=== DIRECTIONS FOR THIS TASK ===
Each line that holds the string "FXCM" counts once; say how many such lines there are and add nothing.
--------------------
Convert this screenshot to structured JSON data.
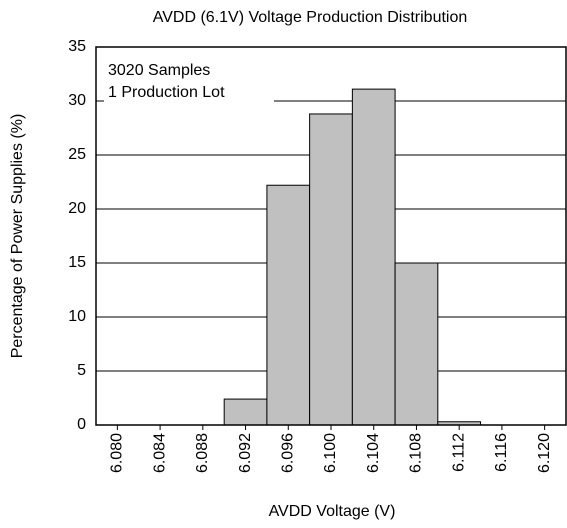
{
  "chart_data": {
    "type": "histogram",
    "title": "AVDD (6.1V) Voltage Production Distribution",
    "xlabel": "AVDD Voltage (V)",
    "ylabel": "Percentage of Power Supplies (%)",
    "annotations": [
      "3020 Samples",
      "1 Production Lot"
    ],
    "bins": [
      6.078,
      6.082,
      6.086,
      6.09,
      6.094,
      6.098,
      6.102,
      6.106,
      6.11,
      6.114,
      6.118,
      6.122
    ],
    "values": [
      0,
      0,
      0,
      2.4,
      22.2,
      28.8,
      31.1,
      15.0,
      0.3,
      0,
      0
    ],
    "color": "#c0c0c0",
    "xlim": [
      6.078,
      6.122
    ],
    "xticks": [
      {
        "value": 6.08,
        "label": "6.080"
      },
      {
        "value": 6.084,
        "label": "6.084"
      },
      {
        "value": 6.088,
        "label": "6.088"
      },
      {
        "value": 6.092,
        "label": "6.092"
      },
      {
        "value": 6.096,
        "label": "6.096"
      },
      {
        "value": 6.1,
        "label": "6.100"
      },
      {
        "value": 6.104,
        "label": "6.104"
      },
      {
        "value": 6.108,
        "label": "6.108"
      },
      {
        "value": 6.112,
        "label": "6.112"
      },
      {
        "value": 6.116,
        "label": "6.116"
      },
      {
        "value": 6.12,
        "label": "6.120"
      }
    ],
    "ylim": [
      0,
      35
    ],
    "yticks": [
      0,
      5,
      10,
      15,
      20,
      25,
      30,
      35
    ],
    "grid": true
  }
}
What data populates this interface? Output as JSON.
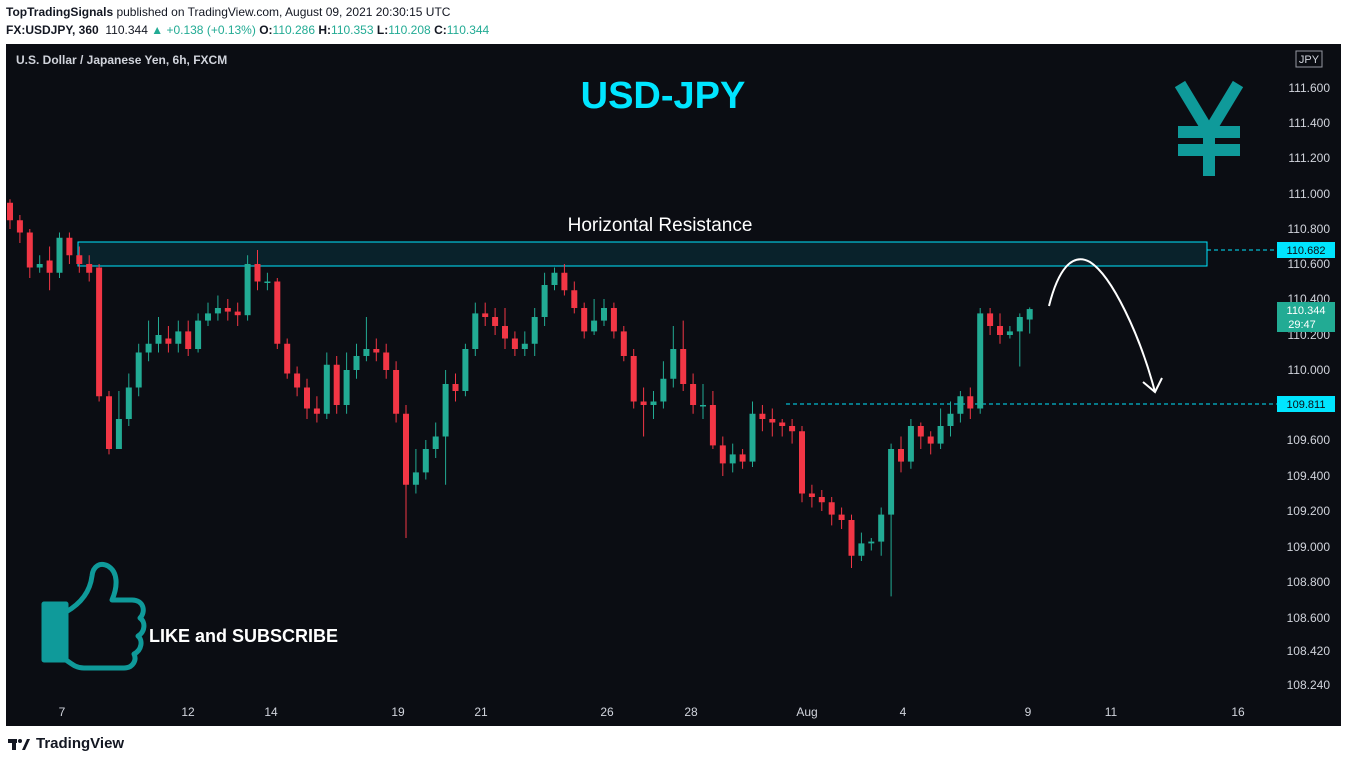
{
  "header": {
    "publisher": "TopTradingSignals",
    "published_text": " published on TradingView.com, August 09, 2021 20:30:15 UTC",
    "symbol": "FX:USDJPY, 360",
    "last": "110.344",
    "change": "▲ +0.138 (+0.13%)",
    "o_label": "O:",
    "o_val": "110.286",
    "h_label": "H:",
    "h_val": "110.353",
    "l_label": "L:",
    "l_val": "110.208",
    "c_label": "C:",
    "c_val": "110.344"
  },
  "chart_title_small": "U.S. Dollar / Japanese Yen, 6h, FXCM",
  "currency_badge": "JPY",
  "annotations": {
    "big_title": "USD-JPY",
    "resistance_label": "Horizontal Resistance",
    "like_text": "LIKE and SUBSCRIBE",
    "yen_icon": "yen-icon",
    "thumb_icon": "thumbs-up-icon"
  },
  "price_labels": {
    "resistance": "110.682",
    "support": "109.811",
    "last": "110.344",
    "countdown": "29:47"
  },
  "footer": {
    "brand": "TradingView",
    "logo": "tradingview-logo-icon"
  },
  "colors": {
    "up": "#22ab94",
    "down": "#f23645",
    "accent": "#00e5ff",
    "teal": "#0f9a9a",
    "bg": "#0b0d13"
  },
  "chart_data": {
    "type": "candlestick",
    "title": "U.S. Dollar / Japanese Yen, 6h, FXCM",
    "ylim": [
      108.2,
      111.85
    ],
    "y_ticks": [
      "111.600",
      "111.400",
      "111.200",
      "111.000",
      "110.800",
      "110.600",
      "110.400",
      "110.200",
      "110.000",
      "109.600",
      "109.400",
      "109.200",
      "109.000",
      "108.800",
      "108.600",
      "108.420",
      "108.240"
    ],
    "x_ticks": [
      "7",
      "12",
      "14",
      "19",
      "21",
      "26",
      "28",
      "Aug",
      "4",
      "9",
      "11",
      "16"
    ],
    "resistance_zone": [
      110.58,
      110.73
    ],
    "levels": [
      110.682,
      109.811
    ],
    "candles": [
      [
        110.95,
        110.85,
        110.97,
        110.8
      ],
      [
        110.85,
        110.78,
        110.88,
        110.72
      ],
      [
        110.78,
        110.58,
        110.8,
        110.52
      ],
      [
        110.58,
        110.6,
        110.65,
        110.55
      ],
      [
        110.62,
        110.55,
        110.7,
        110.45
      ],
      [
        110.55,
        110.75,
        110.78,
        110.52
      ],
      [
        110.75,
        110.65,
        110.78,
        110.6
      ],
      [
        110.65,
        110.6,
        110.7,
        110.55
      ],
      [
        110.6,
        110.55,
        110.65,
        110.5
      ],
      [
        110.58,
        109.85,
        110.6,
        109.82
      ],
      [
        109.85,
        109.55,
        109.88,
        109.52
      ],
      [
        109.55,
        109.72,
        109.88,
        109.55
      ],
      [
        109.72,
        109.9,
        109.98,
        109.68
      ],
      [
        109.9,
        110.1,
        110.15,
        109.85
      ],
      [
        110.1,
        110.15,
        110.28,
        110.05
      ],
      [
        110.15,
        110.2,
        110.3,
        110.1
      ],
      [
        110.18,
        110.15,
        110.25,
        110.1
      ],
      [
        110.15,
        110.22,
        110.28,
        110.1
      ],
      [
        110.22,
        110.12,
        110.28,
        110.08
      ],
      [
        110.12,
        110.28,
        110.32,
        110.1
      ],
      [
        110.28,
        110.32,
        110.38,
        110.25
      ],
      [
        110.32,
        110.35,
        110.42,
        110.28
      ],
      [
        110.35,
        110.33,
        110.4,
        110.28
      ],
      [
        110.33,
        110.31,
        110.38,
        110.25
      ],
      [
        110.31,
        110.6,
        110.65,
        110.28
      ],
      [
        110.6,
        110.5,
        110.68,
        110.45
      ],
      [
        110.5,
        110.5,
        110.55,
        110.45
      ],
      [
        110.5,
        110.15,
        110.52,
        110.12
      ],
      [
        110.15,
        109.98,
        110.18,
        109.95
      ],
      [
        109.98,
        109.9,
        110.02,
        109.85
      ],
      [
        109.9,
        109.78,
        109.95,
        109.72
      ],
      [
        109.78,
        109.75,
        109.85,
        109.7
      ],
      [
        109.75,
        110.03,
        110.1,
        109.72
      ],
      [
        110.03,
        109.8,
        110.08,
        109.75
      ],
      [
        109.8,
        110.0,
        110.1,
        109.75
      ],
      [
        110.0,
        110.08,
        110.15,
        109.95
      ],
      [
        110.08,
        110.12,
        110.3,
        110.05
      ],
      [
        110.12,
        110.1,
        110.18,
        110.05
      ],
      [
        110.1,
        110.0,
        110.15,
        109.95
      ],
      [
        110.0,
        109.75,
        110.05,
        109.7
      ],
      [
        109.75,
        109.35,
        109.8,
        109.05
      ],
      [
        109.35,
        109.42,
        109.55,
        109.3
      ],
      [
        109.42,
        109.55,
        109.6,
        109.38
      ],
      [
        109.55,
        109.62,
        109.7,
        109.5
      ],
      [
        109.62,
        109.92,
        110.0,
        109.35
      ],
      [
        109.92,
        109.88,
        109.98,
        109.82
      ],
      [
        109.88,
        110.12,
        110.15,
        109.85
      ],
      [
        110.12,
        110.32,
        110.38,
        110.08
      ],
      [
        110.32,
        110.3,
        110.38,
        110.25
      ],
      [
        110.3,
        110.25,
        110.35,
        110.2
      ],
      [
        110.25,
        110.18,
        110.35,
        110.12
      ],
      [
        110.18,
        110.12,
        110.22,
        110.08
      ],
      [
        110.12,
        110.15,
        110.22,
        110.08
      ],
      [
        110.15,
        110.3,
        110.35,
        110.08
      ],
      [
        110.3,
        110.48,
        110.55,
        110.25
      ],
      [
        110.48,
        110.55,
        110.58,
        110.45
      ],
      [
        110.55,
        110.45,
        110.6,
        110.42
      ],
      [
        110.45,
        110.35,
        110.5,
        110.32
      ],
      [
        110.35,
        110.22,
        110.38,
        110.18
      ],
      [
        110.22,
        110.28,
        110.4,
        110.2
      ],
      [
        110.28,
        110.35,
        110.4,
        110.25
      ],
      [
        110.35,
        110.22,
        110.38,
        110.18
      ],
      [
        110.22,
        110.08,
        110.25,
        110.05
      ],
      [
        110.08,
        109.82,
        110.12,
        109.78
      ],
      [
        109.82,
        109.8,
        109.9,
        109.62
      ],
      [
        109.8,
        109.82,
        109.88,
        109.72
      ],
      [
        109.82,
        109.95,
        110.05,
        109.78
      ],
      [
        109.95,
        110.12,
        110.25,
        109.9
      ],
      [
        110.12,
        109.92,
        110.28,
        109.88
      ],
      [
        109.92,
        109.8,
        109.98,
        109.75
      ],
      [
        109.8,
        109.8,
        109.92,
        109.72
      ],
      [
        109.8,
        109.57,
        109.88,
        109.55
      ],
      [
        109.57,
        109.47,
        109.62,
        109.4
      ],
      [
        109.47,
        109.52,
        109.58,
        109.42
      ],
      [
        109.52,
        109.48,
        109.55,
        109.44
      ],
      [
        109.48,
        109.75,
        109.82,
        109.45
      ],
      [
        109.75,
        109.72,
        109.8,
        109.65
      ],
      [
        109.72,
        109.7,
        109.78,
        109.62
      ],
      [
        109.7,
        109.68,
        109.72,
        109.62
      ],
      [
        109.68,
        109.65,
        109.72,
        109.58
      ],
      [
        109.65,
        109.3,
        109.68,
        109.25
      ],
      [
        109.3,
        109.28,
        109.35,
        109.22
      ],
      [
        109.28,
        109.25,
        109.32,
        109.2
      ],
      [
        109.25,
        109.18,
        109.28,
        109.12
      ],
      [
        109.18,
        109.15,
        109.22,
        109.1
      ],
      [
        109.15,
        108.95,
        109.18,
        108.88
      ],
      [
        108.95,
        109.02,
        109.08,
        108.92
      ],
      [
        109.02,
        109.03,
        109.05,
        108.98
      ],
      [
        109.03,
        109.18,
        109.22,
        108.95
      ],
      [
        109.18,
        109.55,
        109.58,
        108.72
      ],
      [
        109.55,
        109.48,
        109.62,
        109.42
      ],
      [
        109.48,
        109.68,
        109.72,
        109.44
      ],
      [
        109.68,
        109.62,
        109.7,
        109.55
      ],
      [
        109.62,
        109.58,
        109.65,
        109.52
      ],
      [
        109.58,
        109.68,
        109.78,
        109.55
      ],
      [
        109.68,
        109.75,
        109.82,
        109.62
      ],
      [
        109.75,
        109.85,
        109.88,
        109.7
      ],
      [
        109.85,
        109.78,
        109.9,
        109.72
      ],
      [
        109.78,
        110.32,
        110.35,
        109.75
      ],
      [
        110.32,
        110.25,
        110.35,
        110.2
      ],
      [
        110.25,
        110.2,
        110.32,
        110.15
      ],
      [
        110.2,
        110.22,
        110.25,
        110.18
      ],
      [
        110.22,
        110.3,
        110.32,
        110.02
      ],
      [
        110.286,
        110.344,
        110.353,
        110.208
      ]
    ]
  }
}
--------------------
=== WRITTEN SOLUTION ===
2